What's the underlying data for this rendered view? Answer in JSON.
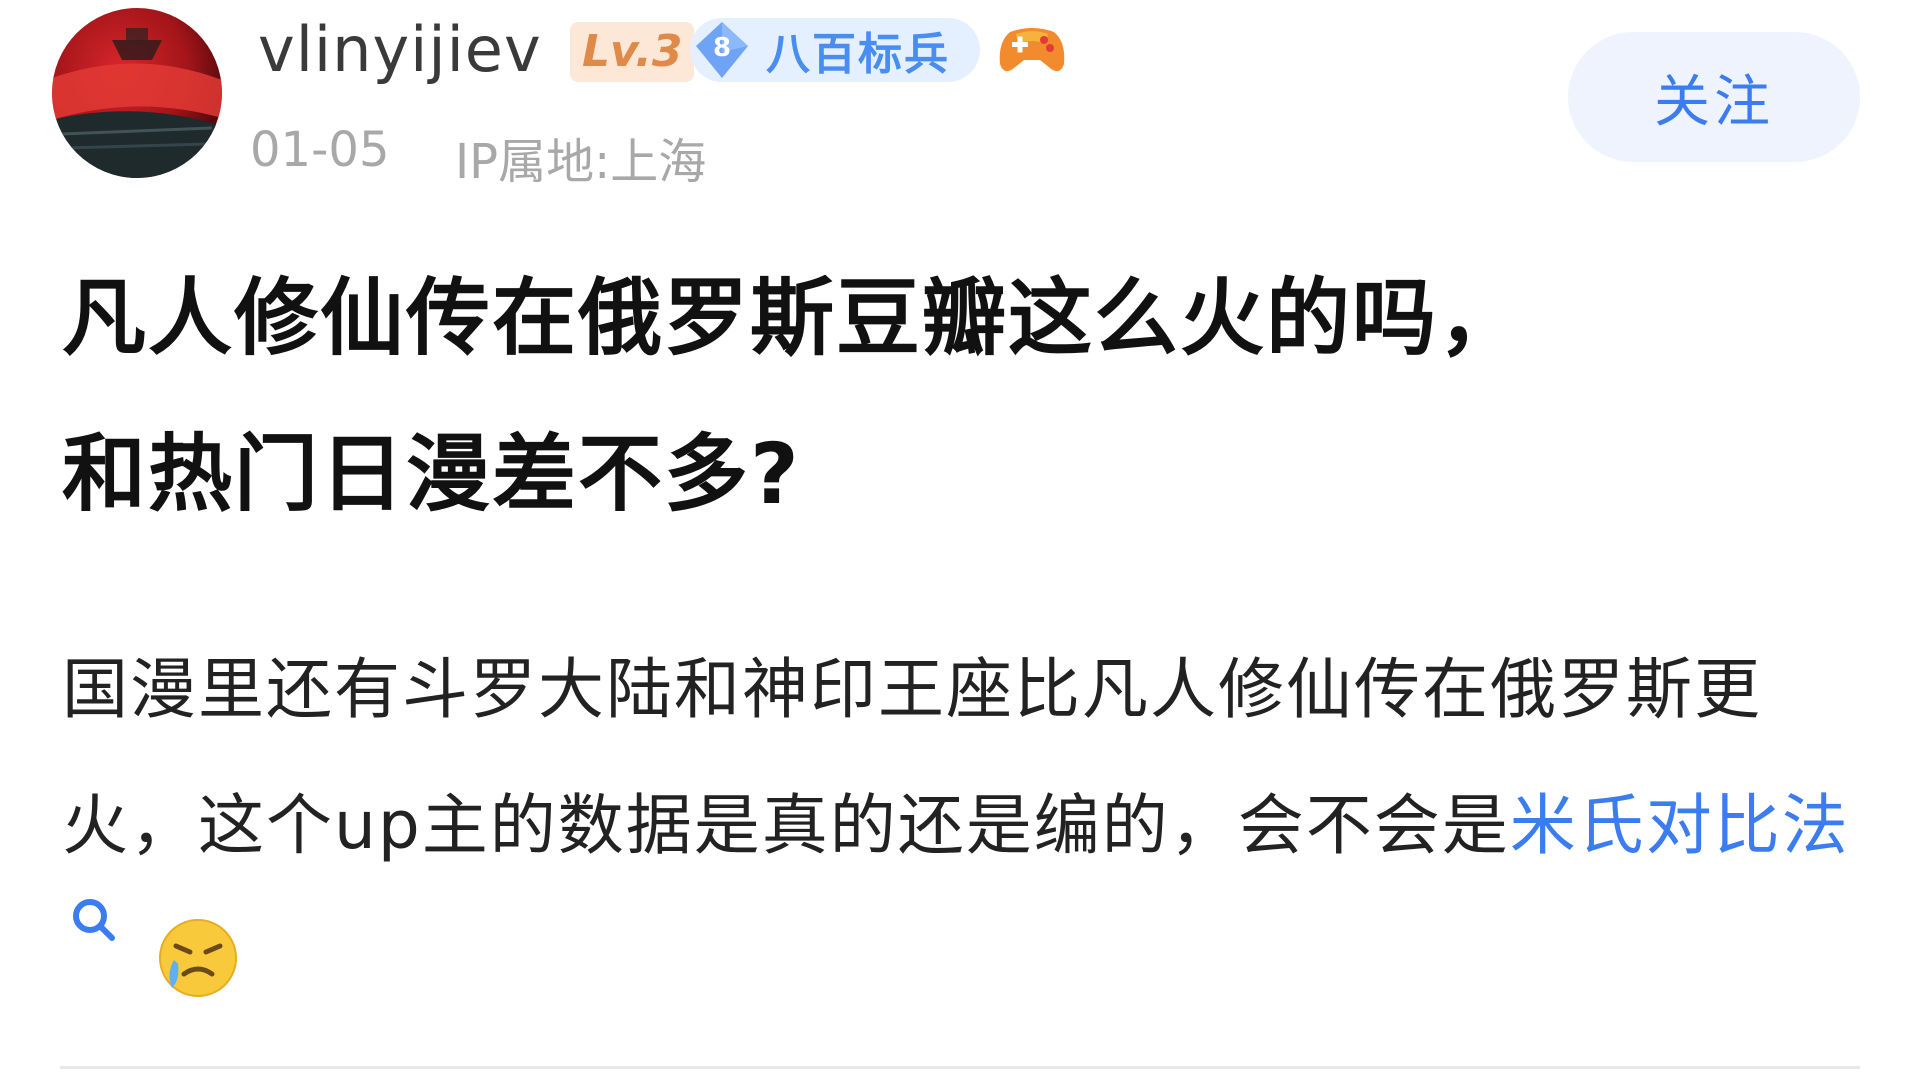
{
  "author": {
    "username": "vlinyijiev",
    "level": "Lv.3",
    "rank_number": "8",
    "rank_title": "八百标兵",
    "post_date": "01-05",
    "ip_location": "IP属地:上海"
  },
  "actions": {
    "follow_label": "关注"
  },
  "post": {
    "title_line1": "凡人修仙传在俄罗斯豆瓣这么火的吗，",
    "title_line2": "和热门日漫差不多?",
    "body_text": "国漫里还有斗罗大陆和神印王座比凡人修仙传在俄罗斯更火，这个up主的数据是真的还是编的，会不会是",
    "body_link": "米氏对比法"
  },
  "colors": {
    "accent_blue": "#3b7df0",
    "follow_bg": "#eef3fd",
    "level_bg": "#fde7d6",
    "level_fg": "#e08a4a",
    "meta_gray": "#a8a8a8"
  },
  "icons": {
    "link_search": "search-icon",
    "emoji": "crying-emoji-icon",
    "game": "gamepad-icon",
    "rank": "gem-badge-icon"
  }
}
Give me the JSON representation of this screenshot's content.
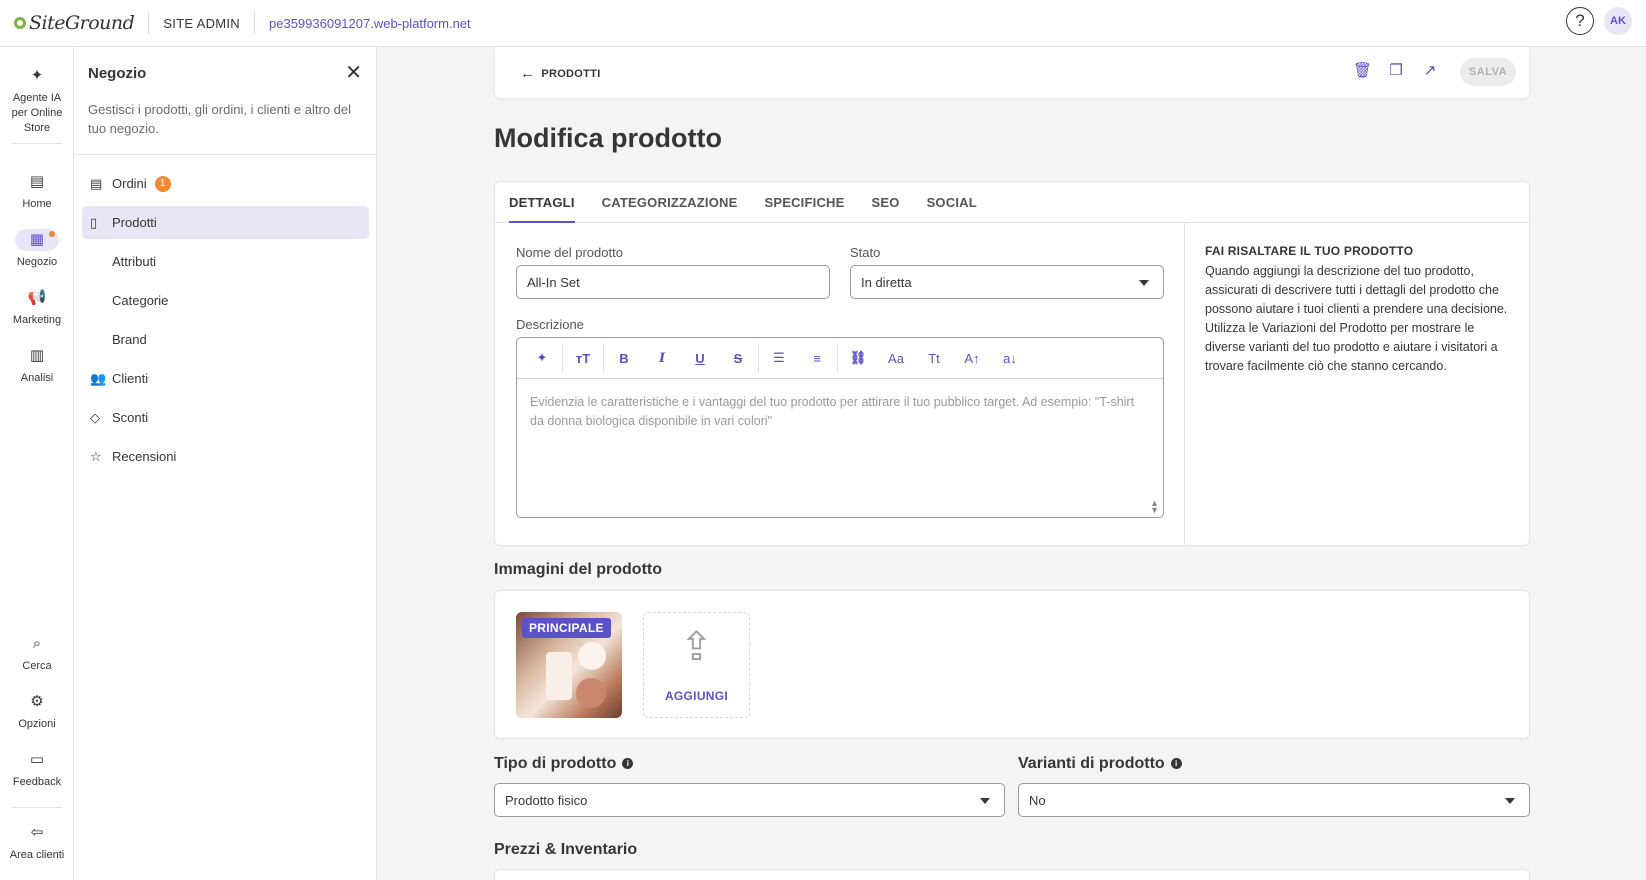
{
  "topbar": {
    "logo": "SiteGround",
    "section": "SITE ADMIN",
    "domain": "pe359936091207.web-platform.net",
    "help_icon": "question-circle-icon",
    "avatar": "AK"
  },
  "rail": {
    "items": [
      {
        "label": "Agente IA per Online Store",
        "icon": "sparkle-icon"
      },
      {
        "label": "Home",
        "icon": "home-icon"
      },
      {
        "label": "Negozio",
        "icon": "store-icon"
      },
      {
        "label": "Marketing",
        "icon": "megaphone-icon"
      },
      {
        "label": "Analisi",
        "icon": "chart-icon"
      },
      {
        "label": "Cerca",
        "icon": "search-icon"
      },
      {
        "label": "Opzioni",
        "icon": "gear-icon"
      },
      {
        "label": "Feedback",
        "icon": "feedback-icon"
      },
      {
        "label": "Area clienti",
        "icon": "logout-icon"
      }
    ]
  },
  "panel": {
    "title": "Negozio",
    "description": "Gestisci i prodotti, gli ordini, i clienti e altro del tuo negozio.",
    "items": [
      {
        "label": "Ordini",
        "badge": "1"
      },
      {
        "label": "Prodotti"
      },
      {
        "label": "Attributi"
      },
      {
        "label": "Categorie"
      },
      {
        "label": "Brand"
      },
      {
        "label": "Clienti"
      },
      {
        "label": "Sconti"
      },
      {
        "label": "Recensioni"
      }
    ]
  },
  "toolbar": {
    "back_label": "PRODOTTI",
    "save_label": "SALVA"
  },
  "page": {
    "title": "Modifica prodotto"
  },
  "tabs": [
    "DETTAGLI",
    "CATEGORIZZAZIONE",
    "SPECIFICHE",
    "SEO",
    "SOCIAL"
  ],
  "form": {
    "name_label": "Nome del prodotto",
    "name_value": "All-In Set",
    "status_label": "Stato",
    "status_value": "In diretta",
    "description_label": "Descrizione",
    "description_placeholder": "Evidenzia le caratteristiche e i vantaggi del tuo prodotto per attirare il tuo pubblico target. Ad esempio: \"T-shirt da donna biologica disponibile in vari colori\""
  },
  "editor_tools": [
    {
      "glyph": "✦",
      "icon": "ai-sparkle-icon"
    },
    {
      "glyph": "ᴛT",
      "icon": "text-size-icon"
    },
    {
      "glyph": "B",
      "icon": "bold-icon"
    },
    {
      "glyph": "I",
      "icon": "italic-icon"
    },
    {
      "glyph": "U",
      "icon": "underline-icon"
    },
    {
      "glyph": "S",
      "icon": "strikethrough-icon"
    },
    {
      "glyph": "☰",
      "icon": "bullet-list-icon"
    },
    {
      "glyph": "≡",
      "icon": "numbered-list-icon"
    },
    {
      "glyph": "⛓",
      "icon": "link-icon"
    },
    {
      "glyph": "Aa",
      "icon": "font-family-icon"
    },
    {
      "glyph": "Tt",
      "icon": "text-case-icon"
    },
    {
      "glyph": "A↑",
      "icon": "font-size-increase-icon"
    },
    {
      "glyph": "a↓",
      "icon": "font-size-decrease-icon"
    }
  ],
  "hint": {
    "title": "FAI RISALTARE IL TUO PRODOTTO",
    "text": "Quando aggiungi la descrizione del tuo prodotto, assicurati di descrivere tutti i dettagli del prodotto che possono aiutare i tuoi clienti a prendere una decisione. Utilizza le Variazioni del Prodotto per mostrare le diverse varianti del tuo prodotto e aiutare i visitatori a trovare facilmente ciò che stanno cercando."
  },
  "images": {
    "title": "Immagini del prodotto",
    "main_badge": "PRINCIPALE",
    "add_label": "AGGIUNGI"
  },
  "product_type": {
    "label": "Tipo di prodotto",
    "value": "Prodotto fisico"
  },
  "variants": {
    "label": "Varianti di prodotto",
    "value": "No"
  },
  "pricing": {
    "title": "Prezzi & Inventario"
  },
  "colors": {
    "accent": "#5c52c7",
    "badge": "#f28a38",
    "active_bg": "#e8e5f7"
  }
}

------------------------------

Without including any pictures, print each record exactly.

What's the underlying data for this rendered view? Answer in JSON.
{
  "author": {
    "username": "vlinyijiev",
    "level": "Lv.3",
    "rank_number": "8",
    "rank_title": "八百标兵",
    "post_date": "01-05",
    "ip_location": "IP属地:上海"
  },
  "actions": {
    "follow_label": "关注"
  },
  "post": {
    "title_line1": "凡人修仙传在俄罗斯豆瓣这么火的吗，",
    "title_line2": "和热门日漫差不多?",
    "body_text": "国漫里还有斗罗大陆和神印王座比凡人修仙传在俄罗斯更火，这个up主的数据是真的还是编的，会不会是",
    "body_link": "米氏对比法"
  },
  "colors": {
    "accent_blue": "#3b7df0",
    "follow_bg": "#eef3fd",
    "level_bg": "#fde7d6",
    "level_fg": "#e08a4a",
    "meta_gray": "#a8a8a8"
  },
  "icons": {
    "link_search": "search-icon",
    "emoji": "crying-emoji-icon",
    "game": "gamepad-icon",
    "rank": "gem-badge-icon"
  }
}
Give me the JSON representation of this screenshot's content.
{
  "topbar": {
    "logo": "SiteGround",
    "section": "SITE ADMIN",
    "domain": "pe359936091207.web-platform.net",
    "help_icon": "question-circle-icon",
    "avatar": "AK"
  },
  "rail": {
    "items": [
      {
        "label": "Agente IA per Online Store",
        "icon": "sparkle-icon"
      },
      {
        "label": "Home",
        "icon": "home-icon"
      },
      {
        "label": "Negozio",
        "icon": "store-icon"
      },
      {
        "label": "Marketing",
        "icon": "megaphone-icon"
      },
      {
        "label": "Analisi",
        "icon": "chart-icon"
      },
      {
        "label": "Cerca",
        "icon": "search-icon"
      },
      {
        "label": "Opzioni",
        "icon": "gear-icon"
      },
      {
        "label": "Feedback",
        "icon": "feedback-icon"
      },
      {
        "label": "Area clienti",
        "icon": "logout-icon"
      }
    ]
  },
  "panel": {
    "title": "Negozio",
    "description": "Gestisci i prodotti, gli ordini, i clienti e altro del tuo negozio.",
    "items": [
      {
        "label": "Ordini",
        "badge": "1"
      },
      {
        "label": "Prodotti"
      },
      {
        "label": "Attributi"
      },
      {
        "label": "Categorie"
      },
      {
        "label": "Brand"
      },
      {
        "label": "Clienti"
      },
      {
        "label": "Sconti"
      },
      {
        "label": "Recensioni"
      }
    ]
  },
  "toolbar": {
    "back_label": "PRODOTTI",
    "save_label": "SALVA"
  },
  "page": {
    "title": "Modifica prodotto"
  },
  "tabs": [
    "DETTAGLI",
    "CATEGORIZZAZIONE",
    "SPECIFICHE",
    "SEO",
    "SOCIAL"
  ],
  "form": {
    "name_label": "Nome del prodotto",
    "name_value": "All-In Set",
    "status_label": "Stato",
    "status_value": "In diretta",
    "description_label": "Descrizione",
    "description_placeholder": "Evidenzia le caratteristiche e i vantaggi del tuo prodotto per attirare il tuo pubblico target. Ad esempio: \"T-shirt da donna biologica disponibile in vari colori\""
  },
  "editor_tools": [
    {
      "glyph": "✦",
      "icon": "ai-sparkle-icon"
    },
    {
      "glyph": "ᴛT",
      "icon": "text-size-icon"
    },
    {
      "glyph": "B",
      "icon": "bold-icon"
    },
    {
      "glyph": "I",
      "icon": "italic-icon"
    },
    {
      "glyph": "U",
      "icon": "underline-icon"
    },
    {
      "glyph": "S",
      "icon": "strikethrough-icon"
    },
    {
      "glyph": "☰",
      "icon": "bullet-list-icon"
    },
    {
      "glyph": "≡",
      "icon": "numbered-list-icon"
    },
    {
      "glyph": "⛓",
      "icon": "link-icon"
    },
    {
      "glyph": "Aa",
      "icon": "font-family-icon"
    },
    {
      "glyph": "Tt",
      "icon": "text-case-icon"
    },
    {
      "glyph": "A↑",
      "icon": "font-size-increase-icon"
    },
    {
      "glyph": "a↓",
      "icon": "font-size-decrease-icon"
    }
  ],
  "hint": {
    "title": "FAI RISALTARE IL TUO PRODOTTO",
    "text": "Quando aggiungi la descrizione del tuo prodotto, assicurati di descrivere tutti i dettagli del prodotto che possono aiutare i tuoi clienti a prendere una decisione. Utilizza le Variazioni del Prodotto per mostrare le diverse varianti del tuo prodotto e aiutare i visitatori a trovare facilmente ciò che stanno cercando."
  },
  "images": {
    "title": "Immagini del prodotto",
    "main_badge": "PRINCIPALE",
    "add_label": "AGGIUNGI"
  },
  "product_type": {
    "label": "Tipo di prodotto",
    "value": "Prodotto fisico"
  },
  "variants": {
    "label": "Varianti di prodotto",
    "value": "No"
  },
  "pricing": {
    "title": "Prezzi & Inventario"
  },
  "colors": {
    "accent": "#5c52c7",
    "badge": "#f28a38",
    "active_bg": "#e8e5f7"
  }
}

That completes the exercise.